Given problem: Below you will find a set of lines. Repeat them all exactly.

Data section:
==============================
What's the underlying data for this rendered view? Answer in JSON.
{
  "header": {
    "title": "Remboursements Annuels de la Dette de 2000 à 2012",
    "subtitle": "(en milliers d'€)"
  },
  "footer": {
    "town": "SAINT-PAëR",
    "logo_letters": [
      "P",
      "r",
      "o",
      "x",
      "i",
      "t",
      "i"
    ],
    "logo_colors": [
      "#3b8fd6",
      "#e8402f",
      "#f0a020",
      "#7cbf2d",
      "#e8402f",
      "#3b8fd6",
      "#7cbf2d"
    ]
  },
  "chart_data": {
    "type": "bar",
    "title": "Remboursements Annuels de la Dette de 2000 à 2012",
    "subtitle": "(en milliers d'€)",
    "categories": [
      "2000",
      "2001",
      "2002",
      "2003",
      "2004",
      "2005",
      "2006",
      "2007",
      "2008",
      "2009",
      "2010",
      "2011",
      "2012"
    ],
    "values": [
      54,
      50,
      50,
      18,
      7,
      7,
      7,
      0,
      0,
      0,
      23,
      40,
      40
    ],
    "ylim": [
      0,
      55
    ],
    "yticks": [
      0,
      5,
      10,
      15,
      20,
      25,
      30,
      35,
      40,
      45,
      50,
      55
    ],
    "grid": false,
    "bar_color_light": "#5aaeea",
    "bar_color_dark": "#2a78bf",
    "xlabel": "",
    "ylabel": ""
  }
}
==============================
Complete answer:
What's the underlying data for this rendered view? Answer in JSON.
{
  "header": {
    "title": "Remboursements Annuels de la Dette de 2000 à 2012",
    "subtitle": "(en milliers d'€)"
  },
  "footer": {
    "town": "SAINT-PAëR",
    "logo_letters": [
      "P",
      "r",
      "o",
      "x",
      "i",
      "t",
      "i"
    ],
    "logo_colors": [
      "#3b8fd6",
      "#e8402f",
      "#f0a020",
      "#7cbf2d",
      "#e8402f",
      "#3b8fd6",
      "#7cbf2d"
    ]
  },
  "chart_data": {
    "type": "bar",
    "title": "Remboursements Annuels de la Dette de 2000 à 2012",
    "subtitle": "(en milliers d'€)",
    "categories": [
      "2000",
      "2001",
      "2002",
      "2003",
      "2004",
      "2005",
      "2006",
      "2007",
      "2008",
      "2009",
      "2010",
      "2011",
      "2012"
    ],
    "values": [
      54,
      50,
      50,
      18,
      7,
      7,
      7,
      0,
      0,
      0,
      23,
      40,
      40
    ],
    "ylim": [
      0,
      55
    ],
    "yticks": [
      0,
      5,
      10,
      15,
      20,
      25,
      30,
      35,
      40,
      45,
      50,
      55
    ],
    "grid": false,
    "bar_color_light": "#5aaeea",
    "bar_color_dark": "#2a78bf",
    "xlabel": "",
    "ylabel": ""
  }
}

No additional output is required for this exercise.